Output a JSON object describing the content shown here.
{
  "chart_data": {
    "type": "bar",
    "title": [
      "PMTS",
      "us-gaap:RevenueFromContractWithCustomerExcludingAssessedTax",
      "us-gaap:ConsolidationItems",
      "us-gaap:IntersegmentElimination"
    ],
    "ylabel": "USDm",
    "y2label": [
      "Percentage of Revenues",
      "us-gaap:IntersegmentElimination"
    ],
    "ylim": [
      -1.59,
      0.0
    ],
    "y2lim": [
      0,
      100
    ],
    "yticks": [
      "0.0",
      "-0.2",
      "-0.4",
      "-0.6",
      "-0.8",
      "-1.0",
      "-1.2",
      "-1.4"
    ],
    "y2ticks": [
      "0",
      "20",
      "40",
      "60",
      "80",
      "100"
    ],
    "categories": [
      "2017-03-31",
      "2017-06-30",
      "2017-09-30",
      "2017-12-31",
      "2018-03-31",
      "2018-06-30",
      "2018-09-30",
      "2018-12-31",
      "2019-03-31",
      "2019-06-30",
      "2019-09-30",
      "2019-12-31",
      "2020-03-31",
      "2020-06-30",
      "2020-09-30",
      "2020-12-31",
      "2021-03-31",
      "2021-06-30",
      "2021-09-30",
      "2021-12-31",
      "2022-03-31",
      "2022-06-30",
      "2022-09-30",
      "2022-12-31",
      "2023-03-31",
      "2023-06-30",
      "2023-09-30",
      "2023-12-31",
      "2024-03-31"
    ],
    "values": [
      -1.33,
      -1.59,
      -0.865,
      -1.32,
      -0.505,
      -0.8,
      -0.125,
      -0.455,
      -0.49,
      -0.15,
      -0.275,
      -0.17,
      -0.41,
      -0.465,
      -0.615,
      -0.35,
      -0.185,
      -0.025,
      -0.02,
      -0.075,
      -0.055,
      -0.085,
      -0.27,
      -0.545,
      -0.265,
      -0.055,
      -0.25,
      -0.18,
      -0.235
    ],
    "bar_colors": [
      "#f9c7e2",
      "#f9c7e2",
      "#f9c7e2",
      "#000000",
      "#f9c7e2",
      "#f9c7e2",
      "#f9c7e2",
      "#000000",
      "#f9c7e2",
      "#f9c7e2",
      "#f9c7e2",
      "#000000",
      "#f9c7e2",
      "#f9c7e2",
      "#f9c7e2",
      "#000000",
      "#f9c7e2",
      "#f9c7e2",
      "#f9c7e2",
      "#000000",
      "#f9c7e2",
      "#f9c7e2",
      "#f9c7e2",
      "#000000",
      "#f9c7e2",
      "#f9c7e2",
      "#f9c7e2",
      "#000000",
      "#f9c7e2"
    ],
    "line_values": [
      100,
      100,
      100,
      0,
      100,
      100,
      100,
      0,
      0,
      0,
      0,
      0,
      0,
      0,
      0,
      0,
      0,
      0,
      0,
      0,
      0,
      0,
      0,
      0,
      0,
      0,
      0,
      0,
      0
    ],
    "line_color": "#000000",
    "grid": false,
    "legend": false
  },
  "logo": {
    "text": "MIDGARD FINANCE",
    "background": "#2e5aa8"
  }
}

What you need to do: Repeat the material above in full, exactly as it stands.

Task response:
Output a JSON object describing the content shown here.
{
  "chart_data": {
    "type": "bar",
    "title": [
      "PMTS",
      "us-gaap:RevenueFromContractWithCustomerExcludingAssessedTax",
      "us-gaap:ConsolidationItems",
      "us-gaap:IntersegmentElimination"
    ],
    "ylabel": "USDm",
    "y2label": [
      "Percentage of Revenues",
      "us-gaap:IntersegmentElimination"
    ],
    "ylim": [
      -1.59,
      0.0
    ],
    "y2lim": [
      0,
      100
    ],
    "yticks": [
      "0.0",
      "-0.2",
      "-0.4",
      "-0.6",
      "-0.8",
      "-1.0",
      "-1.2",
      "-1.4"
    ],
    "y2ticks": [
      "0",
      "20",
      "40",
      "60",
      "80",
      "100"
    ],
    "categories": [
      "2017-03-31",
      "2017-06-30",
      "2017-09-30",
      "2017-12-31",
      "2018-03-31",
      "2018-06-30",
      "2018-09-30",
      "2018-12-31",
      "2019-03-31",
      "2019-06-30",
      "2019-09-30",
      "2019-12-31",
      "2020-03-31",
      "2020-06-30",
      "2020-09-30",
      "2020-12-31",
      "2021-03-31",
      "2021-06-30",
      "2021-09-30",
      "2021-12-31",
      "2022-03-31",
      "2022-06-30",
      "2022-09-30",
      "2022-12-31",
      "2023-03-31",
      "2023-06-30",
      "2023-09-30",
      "2023-12-31",
      "2024-03-31"
    ],
    "values": [
      -1.33,
      -1.59,
      -0.865,
      -1.32,
      -0.505,
      -0.8,
      -0.125,
      -0.455,
      -0.49,
      -0.15,
      -0.275,
      -0.17,
      -0.41,
      -0.465,
      -0.615,
      -0.35,
      -0.185,
      -0.025,
      -0.02,
      -0.075,
      -0.055,
      -0.085,
      -0.27,
      -0.545,
      -0.265,
      -0.055,
      -0.25,
      -0.18,
      -0.235
    ],
    "bar_colors": [
      "#f9c7e2",
      "#f9c7e2",
      "#f9c7e2",
      "#000000",
      "#f9c7e2",
      "#f9c7e2",
      "#f9c7e2",
      "#000000",
      "#f9c7e2",
      "#f9c7e2",
      "#f9c7e2",
      "#000000",
      "#f9c7e2",
      "#f9c7e2",
      "#f9c7e2",
      "#000000",
      "#f9c7e2",
      "#f9c7e2",
      "#f9c7e2",
      "#000000",
      "#f9c7e2",
      "#f9c7e2",
      "#f9c7e2",
      "#000000",
      "#f9c7e2",
      "#f9c7e2",
      "#f9c7e2",
      "#000000",
      "#f9c7e2"
    ],
    "line_values": [
      100,
      100,
      100,
      0,
      100,
      100,
      100,
      0,
      0,
      0,
      0,
      0,
      0,
      0,
      0,
      0,
      0,
      0,
      0,
      0,
      0,
      0,
      0,
      0,
      0,
      0,
      0,
      0,
      0
    ],
    "line_color": "#000000",
    "grid": false,
    "legend": false
  },
  "logo": {
    "text": "MIDGARD FINANCE",
    "background": "#2e5aa8"
  }
}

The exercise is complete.